TASK INPUTS:
..........

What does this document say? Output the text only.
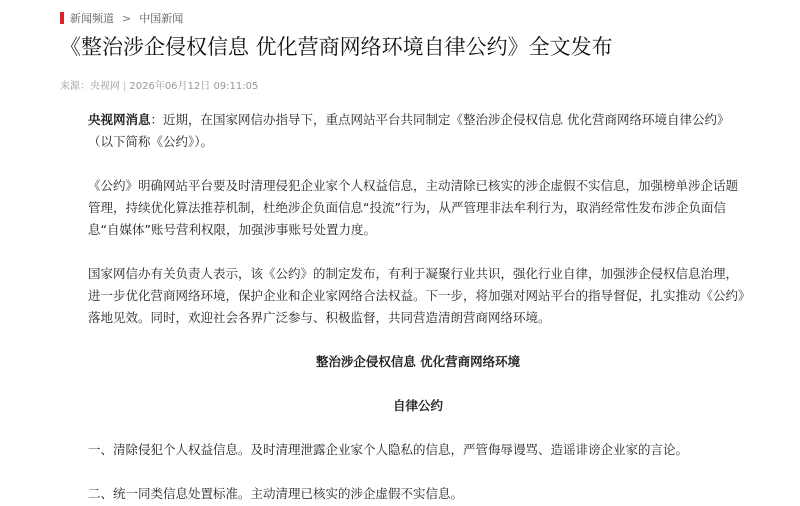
新闻频道 > 中国新闻
《整治涉企侵权信息 优化营商网络环境自律公约》全文发布
来源：央视网 | 2026年06月12日 09:11:05

央视网消息：近期，在国家网信办指导下，重点网站平台共同制定《整治涉企侵权信息 优化营商网络环境自律公约》（以下简称《公约》）。

《公约》明确网站平台要及时清理侵犯企业家个人权益信息，主动清除已核实的涉企虚假不实信息，加强榜单涉企话题管理，持续优化算法推荐机制，杜绝涉企负面信息“投流”行为，从严管理非法牟利行为，取消经常性发布涉企负面信息“自媒体”账号营利权限，加强涉事账号处置力度。

国家网信办有关负责人表示，该《公约》的制定发布，有利于凝聚行业共识，强化行业自律，加强涉企侵权信息治理，进一步优化营商网络环境，保护企业和企业家网络合法权益。下一步，将加强对网站平台的指导督促，扎实推动《公约》落地见效。同时，欢迎社会各界广泛参与、积极监督，共同营造清朗营商网络环境。

整治涉企侵权信息 优化营商网络环境

自律公约

一、清除侵犯个人权益信息。及时清理泄露企业家个人隐私的信息，严管侮辱谩骂、造谣诽谤企业家的言论。

二、统一同类信息处置标准。主动清理已核实的涉企虚假不实信息。
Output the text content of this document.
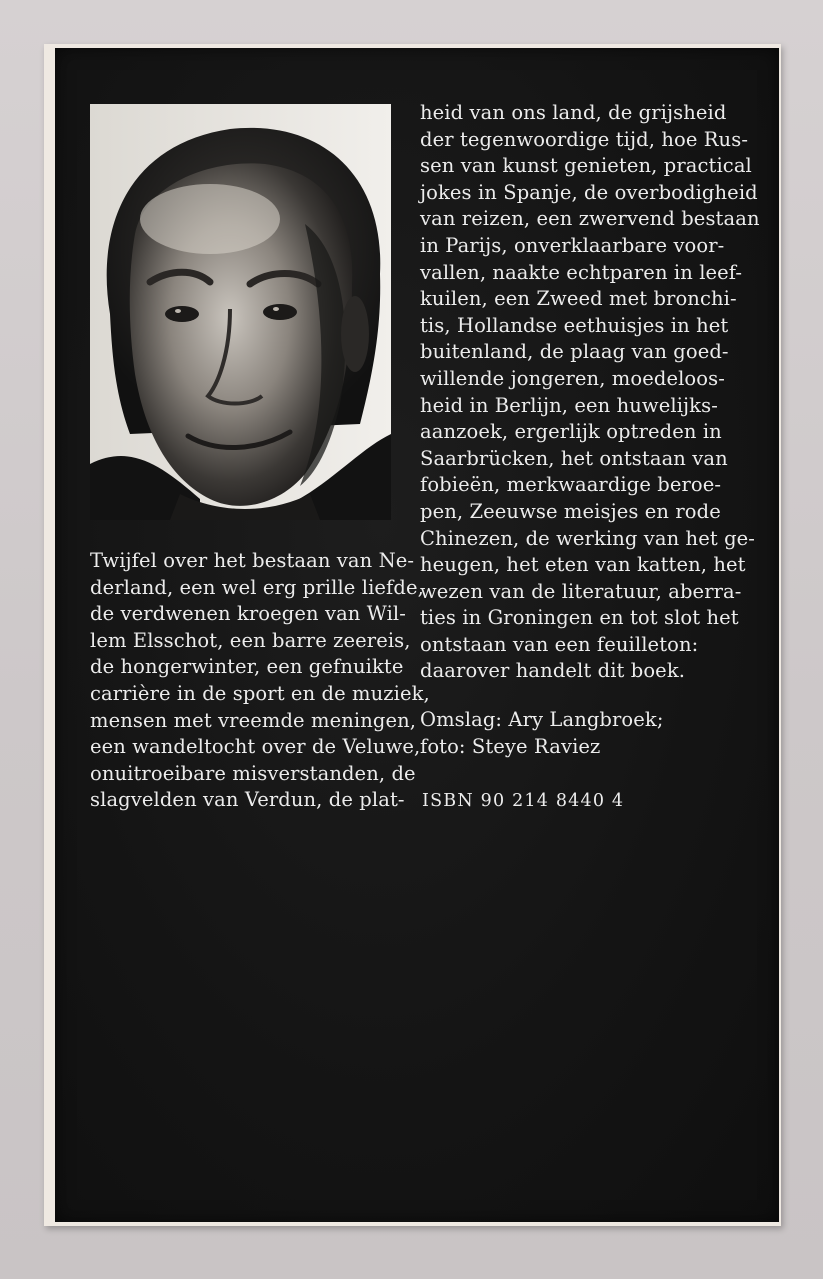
Twijfel over het bestaan van Ne-
derland, een wel erg prille liefde,
de verdwenen kroegen van Wil-
lem Elsschot, een barre zeereis,
de hongerwinter, een gefnuikte
carrière in de sport en de muziek,
mensen met vreemde meningen,
een wandeltocht over de Veluwe,
onuitroeibare misverstanden, de
slagvelden van Verdun, de plat-
heid van ons land, de grijsheid
der tegenwoordige tijd, hoe Rus-
sen van kunst genieten, practical
jokes in Spanje, de overbodigheid
van reizen, een zwervend bestaan
in Parijs, onverklaarbare voor-
vallen, naakte echtparen in leef-
kuilen, een Zweed met bronchi-
tis, Hollandse eethuisjes in het
buitenland, de plaag van goed-
willende jongeren, moedeloos-
heid in Berlijn, een huwelijks-
aanzoek, ergerlijk optreden in
Saarbrücken, het ontstaan van
fobieën, merkwaardige beroe-
pen, Zeeuwse meisjes en rode
Chinezen, de werking van het ge-
heugen, het eten van katten, het
wezen van de literatuur, aberra-
ties in Groningen en tot slot het
ontstaan van een feuilleton:
daarover handelt dit boek.
Omslag: Ary Langbroek;
foto: Steye Raviez
ISBN 90 214 8440 4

..........

TASK INSTRUCTIONS:
Show every line in the entries where the string "优化营商网络环境自律公约" occurs.

SOLUTION:
《整治涉企侵权信息 优化营商网络环境自律公约》全文发布
央视网消息：近期，在国家网信办指导下，重点网站平台共同制定《整治涉企侵权信息 优化营商网络环境自律公约》（以下简称《公约》）。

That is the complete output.